Dataset rows
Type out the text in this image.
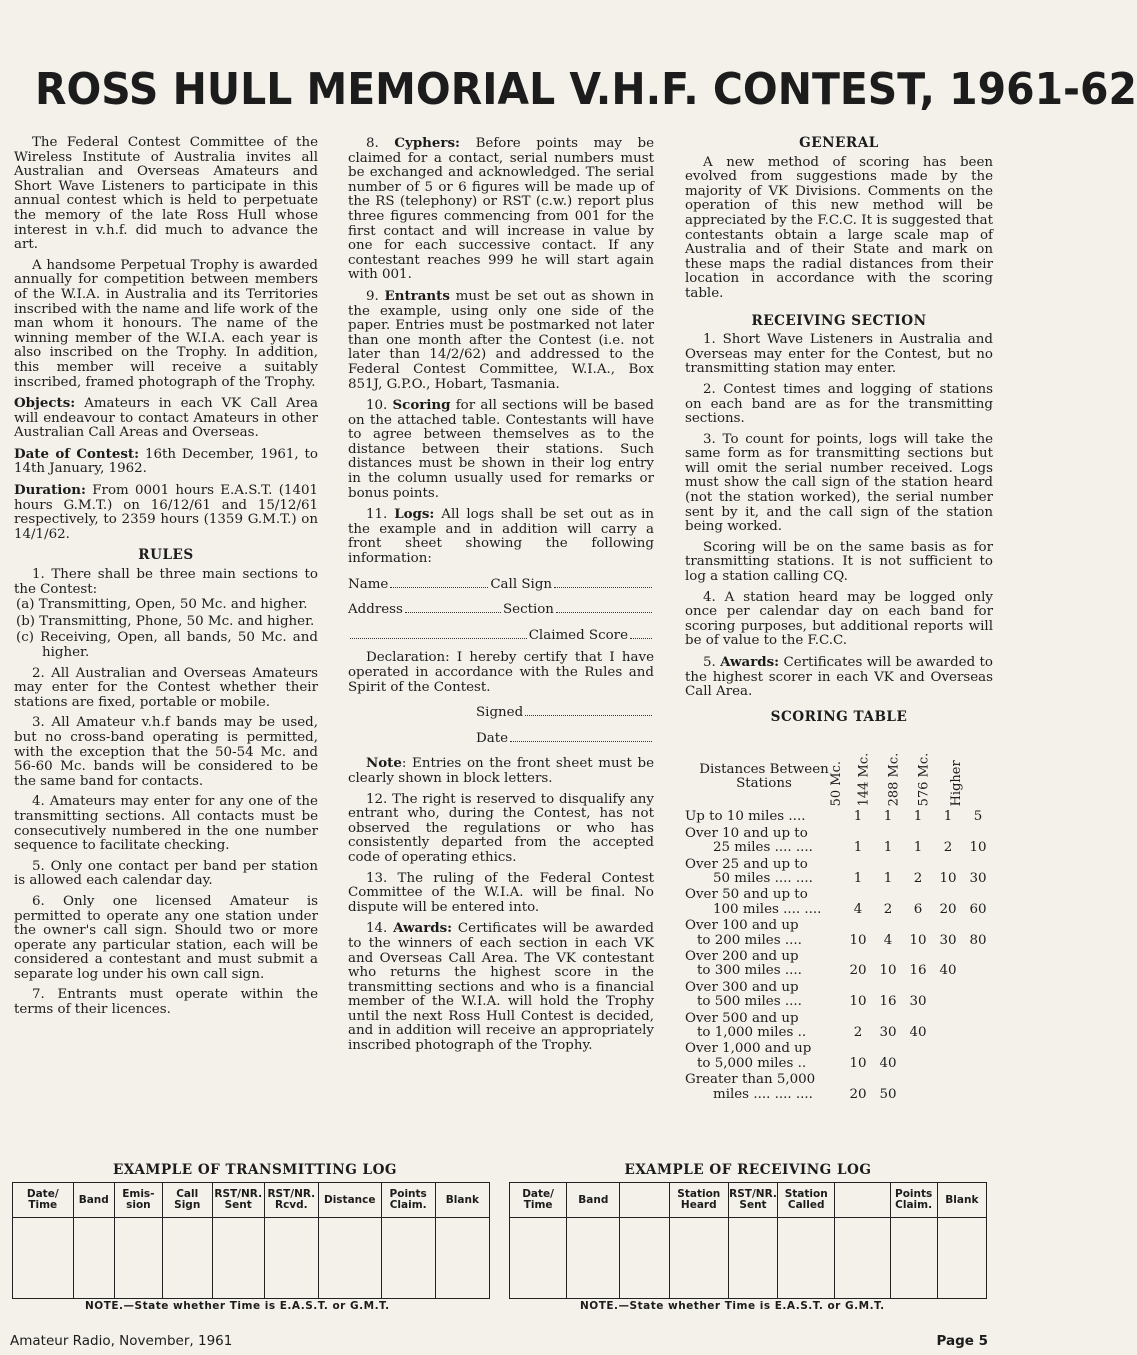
ROSS HULL MEMORIAL V.H.F. CONTEST, 1961-62

The Federal Contest Committee of the Wireless Institute of Australia invites all Australian and Overseas Amateurs and Short Wave Listeners to participate in this annual contest which is held to perpetuate the memory of the late Ross Hull whose interest in v.h.f. did much to advance the art.

A handsome Perpetual Trophy is awarded annually for competition between members of the W.I.A. in Australia and its Territories inscribed with the name and life work of the man whom it honours. The name of the winning member of the W.I.A. each year is also inscribed on the Trophy. In addition, this member will receive a suitably inscribed, framed photograph of the Trophy.

Objects: Amateurs in each VK Call Area will endeavour to contact Amateurs in other Australian Call Areas and Overseas.

Date of Contest: 16th December, 1961, to 14th January, 1962.

Duration: From 0001 hours E.A.S.T. (1401 hours G.M.T.) on 16/12/61 and 15/12/61 respectively, to 2359 hours (1359 G.M.T.) on 14/1/62.

RULES

1. There shall be three main sections to the Contest:

(a) Transmitting, Open, 50 Mc. and higher.
(b) Transmitting, Phone, 50 Mc. and higher.
(c) Receiving, Open, all bands, 50 Mc. and higher.

2. All Australian and Overseas Amateurs may enter for the Contest whether their stations are fixed, portable or mobile.

3. All Amateur v.h.f bands may be used, but no cross-band operating is permitted, with the exception that the 50-54 Mc. and 56-60 Mc. bands will be considered to be the same band for contacts.

4. Amateurs may enter for any one of the transmitting sections. All contacts must be consecutively numbered in the one number sequence to facilitate checking.

5. Only one contact per band per station is allowed each calendar day.

6. Only one licensed Amateur is permitted to operate any one station under the owner's call sign. Should two or more operate any particular station, each will be considered a contestant and must submit a separate log under his own call sign.

7. Entrants must operate within the terms of their licences.

8. Cyphers: Before points may be claimed for a contact, serial numbers must be exchanged and acknowledged. The serial number of 5 or 6 figures will be made up of the RS (telephony) or RST (c.w.) report plus three figures commencing from 001 for the first contact and will increase in value by one for each successive contact. If any contestant reaches 999 he will start again with 001.

9. Entrants must be set out as shown in the example, using only one side of the paper. Entries must be postmarked not later than one month after the Contest (i.e. not later than 14/2/62) and addressed to the Federal Contest Committee, W.I.A., Box 851J, G.P.O., Hobart, Tasmania.

10. Scoring for all sections will be based on the attached table. Contestants will have to agree between themselves as to the distance between their stations. Such distances must be shown in their log entry in the column usually used for remarks or bonus points.

11. Logs: All logs shall be set out as in the example and in addition will carry a front sheet showing the following information:

Name	Call Sign
Address	Section
Claimed Score

Declaration: I hereby certify that I have operated in accordance with the Rules and Spirit of the Contest.

Signed
Date

Note: Entries on the front sheet must be clearly shown in block letters.

12. The right is reserved to disqualify any entrant who, during the Contest, has not observed the regulations or who has consistently departed from the accepted code of operating ethics.

13. The ruling of the Federal Contest Committee of the W.I.A. will be final. No dispute will be entered into.

14. Awards: Certificates will be awarded to the winners of each section in each VK and Overseas Call Area. The VK contestant who returns the highest score in the transmitting sections and who is a financial member of the W.I.A. will hold the Trophy until the next Ross Hull Contest is decided, and in addition will receive an appropriately inscribed photograph of the Trophy.

GENERAL

A new method of scoring has been evolved from suggestions made by the majority of VK Divisions. Comments on the operation of this new method will be appreciated by the F.C.C. It is suggested that contestants obtain a large scale map of Australia and of their State and mark on these maps the radial distances from their location in accordance with the scoring table.

RECEIVING SECTION

1. Short Wave Listeners in Australia and Overseas may enter for the Contest, but no transmitting station may enter.

2. Contest times and logging of stations on each band are as for the transmitting sections.

3. To count for points, logs will take the same form as for transmitting sections but will omit the serial number received. Logs must show the call sign of the station heard (not the station worked), the serial number sent by it, and the call sign of the station being worked.

Scoring will be on the same basis as for transmitting stations. It is not sufficient to log a station calling CQ.

4. A station heard may be logged only once per calendar day on each band for scoring purposes, but additional reports will be of value to the F.C.C.

5. Awards: Certificates will be awarded to the highest scorer in each VK and Overseas Call Area.

SCORING TABLE
Distances Between Stations	50 Mc.	144 Mc.	288 Mc.	576 Mc.	Higher

Up to 10 miles ....	1	1	1	1	5

Over 10 and up to
25 miles .... ....	1	1	1	2	10

Over 25 and up to
50 miles .... ....	1	1	2	10	30

Over 50 and up to
100 miles .... ....	4	2	6	20	60

Over 100 and up
to 200 miles ....	10	4	10	30	80

Over 200 and up
to 300 miles ....	20	10	16	40	

Over 300 and up
to 500 miles ....	10	16	30		

Over 500 and up
to 1,000 miles ..	2	30	40		

Over 1,000 and up
to 5,000 miles ..	10	40			

Greater than 5,000
miles .... .... ....	20	50			
EXAMPLE OF TRANSMITTING LOG
Date/ Time	Band	Emis- sion	Call Sign	RST/NR. Sent	RST/NR. Rcvd.	Distance	Points Claim.	Blank

NOTE.—State whether Time is E.A.S.T. or G.M.T.
EXAMPLE OF RECEIVING LOG
Date/ Time	Band		Station Heard	RST/NR. Sent	Station Called		Points Claim.	Blank

NOTE.—State whether Time is E.A.S.T. or G.M.T.
Amateur Radio, November, 1961	Page 5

Stated exercise:
Looking at the records above, tally the lines holding "shown" and reply with that number only.

Result for this exercise:
3